— Start of DATA ENTRIES —

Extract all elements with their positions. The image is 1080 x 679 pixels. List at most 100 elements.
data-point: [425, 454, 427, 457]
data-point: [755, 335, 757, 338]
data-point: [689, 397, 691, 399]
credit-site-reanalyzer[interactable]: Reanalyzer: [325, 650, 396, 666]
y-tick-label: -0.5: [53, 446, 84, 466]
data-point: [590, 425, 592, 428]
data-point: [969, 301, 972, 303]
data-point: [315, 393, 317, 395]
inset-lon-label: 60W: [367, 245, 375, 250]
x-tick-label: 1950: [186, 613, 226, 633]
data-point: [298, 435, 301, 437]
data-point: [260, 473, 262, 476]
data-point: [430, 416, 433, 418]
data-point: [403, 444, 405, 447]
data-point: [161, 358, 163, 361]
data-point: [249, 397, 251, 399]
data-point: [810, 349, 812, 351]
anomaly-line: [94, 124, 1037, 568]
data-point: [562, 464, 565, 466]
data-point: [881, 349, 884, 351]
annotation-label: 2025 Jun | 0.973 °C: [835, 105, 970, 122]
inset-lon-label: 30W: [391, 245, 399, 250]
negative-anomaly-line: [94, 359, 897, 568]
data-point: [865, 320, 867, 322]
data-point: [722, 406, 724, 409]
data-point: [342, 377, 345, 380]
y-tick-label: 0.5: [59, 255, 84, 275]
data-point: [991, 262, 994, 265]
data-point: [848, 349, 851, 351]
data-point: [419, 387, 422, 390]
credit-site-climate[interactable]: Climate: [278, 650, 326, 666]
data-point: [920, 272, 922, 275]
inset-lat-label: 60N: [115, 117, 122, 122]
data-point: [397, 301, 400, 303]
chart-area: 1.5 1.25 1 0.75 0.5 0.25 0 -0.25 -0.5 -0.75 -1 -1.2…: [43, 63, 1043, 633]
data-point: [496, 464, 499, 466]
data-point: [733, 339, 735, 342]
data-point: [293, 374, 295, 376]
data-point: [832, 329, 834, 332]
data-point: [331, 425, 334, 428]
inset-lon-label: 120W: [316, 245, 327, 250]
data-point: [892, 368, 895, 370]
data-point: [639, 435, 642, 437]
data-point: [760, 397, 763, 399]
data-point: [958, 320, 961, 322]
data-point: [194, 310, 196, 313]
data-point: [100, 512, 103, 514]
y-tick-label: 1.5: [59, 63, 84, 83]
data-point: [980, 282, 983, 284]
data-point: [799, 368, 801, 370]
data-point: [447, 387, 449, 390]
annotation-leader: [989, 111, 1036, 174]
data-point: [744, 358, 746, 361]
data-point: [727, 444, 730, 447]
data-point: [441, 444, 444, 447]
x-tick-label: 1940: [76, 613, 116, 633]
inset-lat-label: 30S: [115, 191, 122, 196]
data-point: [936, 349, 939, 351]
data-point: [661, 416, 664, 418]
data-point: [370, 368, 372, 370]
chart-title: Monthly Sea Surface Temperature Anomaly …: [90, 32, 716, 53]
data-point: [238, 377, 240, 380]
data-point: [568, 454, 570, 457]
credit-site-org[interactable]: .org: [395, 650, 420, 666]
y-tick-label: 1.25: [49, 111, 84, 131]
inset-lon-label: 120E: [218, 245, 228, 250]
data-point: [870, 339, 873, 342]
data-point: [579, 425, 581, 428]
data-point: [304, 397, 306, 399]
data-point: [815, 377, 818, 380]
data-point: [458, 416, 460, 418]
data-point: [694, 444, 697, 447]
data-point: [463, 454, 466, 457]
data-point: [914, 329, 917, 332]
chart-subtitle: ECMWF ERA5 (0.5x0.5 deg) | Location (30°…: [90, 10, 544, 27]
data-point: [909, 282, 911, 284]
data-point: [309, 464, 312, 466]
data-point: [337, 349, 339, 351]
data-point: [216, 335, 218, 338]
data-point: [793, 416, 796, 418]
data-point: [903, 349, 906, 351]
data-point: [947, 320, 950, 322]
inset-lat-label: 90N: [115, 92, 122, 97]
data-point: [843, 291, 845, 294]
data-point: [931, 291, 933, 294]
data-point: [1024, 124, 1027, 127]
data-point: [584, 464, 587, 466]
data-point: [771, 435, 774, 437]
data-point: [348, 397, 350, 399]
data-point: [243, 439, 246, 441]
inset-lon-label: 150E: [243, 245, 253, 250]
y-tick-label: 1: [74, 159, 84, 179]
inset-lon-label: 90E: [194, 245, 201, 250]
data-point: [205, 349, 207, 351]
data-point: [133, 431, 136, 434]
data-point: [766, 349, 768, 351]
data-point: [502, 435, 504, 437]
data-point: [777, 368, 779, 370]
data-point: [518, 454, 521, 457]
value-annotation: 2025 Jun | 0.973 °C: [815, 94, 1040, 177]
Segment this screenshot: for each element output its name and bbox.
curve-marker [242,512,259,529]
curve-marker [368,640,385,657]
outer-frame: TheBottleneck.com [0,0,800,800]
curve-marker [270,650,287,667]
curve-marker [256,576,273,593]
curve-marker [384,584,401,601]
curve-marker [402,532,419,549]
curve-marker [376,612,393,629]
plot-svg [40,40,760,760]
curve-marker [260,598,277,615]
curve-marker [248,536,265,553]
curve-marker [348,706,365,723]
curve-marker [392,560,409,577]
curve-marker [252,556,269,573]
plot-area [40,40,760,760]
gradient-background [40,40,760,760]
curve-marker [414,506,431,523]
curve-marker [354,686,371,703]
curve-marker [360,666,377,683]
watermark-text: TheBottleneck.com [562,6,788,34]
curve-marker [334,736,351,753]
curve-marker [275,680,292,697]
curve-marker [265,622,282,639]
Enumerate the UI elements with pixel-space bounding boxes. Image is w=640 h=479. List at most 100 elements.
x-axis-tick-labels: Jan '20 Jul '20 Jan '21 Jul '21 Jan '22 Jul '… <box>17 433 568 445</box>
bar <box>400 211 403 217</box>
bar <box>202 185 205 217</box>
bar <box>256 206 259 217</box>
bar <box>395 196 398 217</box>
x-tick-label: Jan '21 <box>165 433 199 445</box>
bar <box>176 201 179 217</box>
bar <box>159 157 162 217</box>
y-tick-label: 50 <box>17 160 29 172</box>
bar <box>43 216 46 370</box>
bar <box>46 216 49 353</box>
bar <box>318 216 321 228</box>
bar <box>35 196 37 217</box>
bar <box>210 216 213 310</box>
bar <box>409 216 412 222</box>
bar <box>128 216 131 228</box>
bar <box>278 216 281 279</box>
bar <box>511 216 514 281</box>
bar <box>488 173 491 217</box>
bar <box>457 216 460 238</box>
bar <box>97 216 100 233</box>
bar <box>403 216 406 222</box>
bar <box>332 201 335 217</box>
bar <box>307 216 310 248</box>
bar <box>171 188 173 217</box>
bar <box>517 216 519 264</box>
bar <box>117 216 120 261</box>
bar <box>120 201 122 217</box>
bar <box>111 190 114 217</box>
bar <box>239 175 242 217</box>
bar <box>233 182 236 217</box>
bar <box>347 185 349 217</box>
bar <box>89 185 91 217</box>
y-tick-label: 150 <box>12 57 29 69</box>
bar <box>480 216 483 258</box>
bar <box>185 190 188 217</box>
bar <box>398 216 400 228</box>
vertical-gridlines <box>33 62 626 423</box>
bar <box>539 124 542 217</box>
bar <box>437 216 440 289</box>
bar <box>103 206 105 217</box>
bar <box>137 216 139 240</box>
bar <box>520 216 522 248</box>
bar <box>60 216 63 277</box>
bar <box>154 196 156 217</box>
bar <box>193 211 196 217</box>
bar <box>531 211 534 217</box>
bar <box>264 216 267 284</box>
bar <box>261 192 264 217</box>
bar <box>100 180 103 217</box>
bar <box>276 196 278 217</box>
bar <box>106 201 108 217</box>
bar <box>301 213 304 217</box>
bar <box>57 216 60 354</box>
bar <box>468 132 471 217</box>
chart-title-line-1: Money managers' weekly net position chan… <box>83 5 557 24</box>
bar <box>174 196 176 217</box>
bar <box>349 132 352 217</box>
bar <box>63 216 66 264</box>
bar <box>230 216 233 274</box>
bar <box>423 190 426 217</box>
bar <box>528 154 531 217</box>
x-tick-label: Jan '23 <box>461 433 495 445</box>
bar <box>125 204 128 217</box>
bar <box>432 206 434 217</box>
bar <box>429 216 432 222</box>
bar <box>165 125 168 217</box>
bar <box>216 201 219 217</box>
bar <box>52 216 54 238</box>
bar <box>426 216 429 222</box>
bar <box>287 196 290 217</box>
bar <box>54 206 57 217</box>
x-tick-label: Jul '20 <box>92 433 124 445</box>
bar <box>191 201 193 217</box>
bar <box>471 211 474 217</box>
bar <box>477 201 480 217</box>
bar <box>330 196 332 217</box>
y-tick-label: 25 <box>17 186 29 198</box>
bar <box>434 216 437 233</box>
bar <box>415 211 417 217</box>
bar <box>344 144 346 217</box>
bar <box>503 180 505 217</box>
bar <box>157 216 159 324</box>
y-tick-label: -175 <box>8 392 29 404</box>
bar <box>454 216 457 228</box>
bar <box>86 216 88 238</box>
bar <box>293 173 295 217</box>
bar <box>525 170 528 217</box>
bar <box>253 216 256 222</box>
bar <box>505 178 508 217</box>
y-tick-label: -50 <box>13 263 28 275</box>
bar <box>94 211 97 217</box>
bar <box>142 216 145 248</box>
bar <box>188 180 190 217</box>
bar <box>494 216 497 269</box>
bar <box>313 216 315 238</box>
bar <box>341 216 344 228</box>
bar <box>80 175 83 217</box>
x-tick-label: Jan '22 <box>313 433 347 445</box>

— End of DATA ENTRIES —

* [TASK PROMPT]:
Could you render the stretch of entries from the very first line through the line containing "data-point: [689, 397, 691, 399]", both ends included, as a Markdown table with the columns Row and Line, numbering each line and leaving out any blank ones?

* [FINAL ANSWER]:
| Row | Line |
|---|---|
| 1 | Extract all elements with their positions. The image is 1080 x 679 pixels. List at most 100 elements. |
| 2 | data-point: [425, 454, 427, 457] |
| 3 | data-point: [755, 335, 757, 338] |
| 4 | data-point: [689, 397, 691, 399] |